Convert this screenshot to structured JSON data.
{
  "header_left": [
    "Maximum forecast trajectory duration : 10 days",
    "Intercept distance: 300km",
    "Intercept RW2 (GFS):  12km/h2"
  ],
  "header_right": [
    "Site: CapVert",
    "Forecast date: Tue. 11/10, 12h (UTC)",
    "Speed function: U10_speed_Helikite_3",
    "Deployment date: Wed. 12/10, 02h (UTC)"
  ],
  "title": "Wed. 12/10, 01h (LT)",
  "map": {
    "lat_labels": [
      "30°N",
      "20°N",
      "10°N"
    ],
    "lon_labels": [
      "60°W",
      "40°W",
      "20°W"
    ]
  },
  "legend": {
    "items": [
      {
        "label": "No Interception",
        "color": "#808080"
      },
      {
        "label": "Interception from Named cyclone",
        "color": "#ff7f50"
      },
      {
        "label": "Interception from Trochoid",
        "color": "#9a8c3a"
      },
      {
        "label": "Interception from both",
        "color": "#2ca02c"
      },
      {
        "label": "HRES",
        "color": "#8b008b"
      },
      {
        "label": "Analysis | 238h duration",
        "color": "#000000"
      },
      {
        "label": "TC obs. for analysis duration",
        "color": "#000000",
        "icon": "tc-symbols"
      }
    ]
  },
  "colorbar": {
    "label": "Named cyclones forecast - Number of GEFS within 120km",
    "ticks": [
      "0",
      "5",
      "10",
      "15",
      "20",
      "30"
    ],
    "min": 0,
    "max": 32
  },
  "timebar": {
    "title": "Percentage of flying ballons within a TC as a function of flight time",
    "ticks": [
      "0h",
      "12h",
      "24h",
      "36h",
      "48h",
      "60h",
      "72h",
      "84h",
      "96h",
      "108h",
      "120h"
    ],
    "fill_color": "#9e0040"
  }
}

--- --- ---

Copy each line above where the string "from" occurs.

### Response to the exercise:
        "label": "Interception from Named cyclone",
        "label": "Interception from Trochoid",
        "label": "Interception from both",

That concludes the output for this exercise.